GOAL.
Which lines have the string "placement"? Copy all of them from the entries below.

TASK DATA.
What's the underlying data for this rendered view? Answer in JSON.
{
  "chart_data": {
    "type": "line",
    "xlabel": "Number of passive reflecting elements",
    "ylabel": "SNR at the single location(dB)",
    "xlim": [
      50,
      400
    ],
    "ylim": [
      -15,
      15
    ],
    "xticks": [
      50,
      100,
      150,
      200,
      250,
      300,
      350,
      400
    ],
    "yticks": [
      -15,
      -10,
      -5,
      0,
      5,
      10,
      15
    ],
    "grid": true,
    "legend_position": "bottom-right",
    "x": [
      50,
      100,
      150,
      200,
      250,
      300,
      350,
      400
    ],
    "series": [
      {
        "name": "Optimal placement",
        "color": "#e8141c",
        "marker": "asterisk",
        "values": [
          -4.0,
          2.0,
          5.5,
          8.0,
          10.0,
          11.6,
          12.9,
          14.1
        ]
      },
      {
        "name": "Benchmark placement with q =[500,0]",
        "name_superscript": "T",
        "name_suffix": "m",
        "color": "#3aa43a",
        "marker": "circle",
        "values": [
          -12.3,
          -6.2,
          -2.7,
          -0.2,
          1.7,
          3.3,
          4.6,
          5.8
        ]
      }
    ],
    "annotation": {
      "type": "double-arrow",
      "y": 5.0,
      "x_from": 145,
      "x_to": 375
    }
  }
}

TASK SOLUTION.
        "name": "Optimal placement",
        "name": "Benchmark placement with q =[500,0]",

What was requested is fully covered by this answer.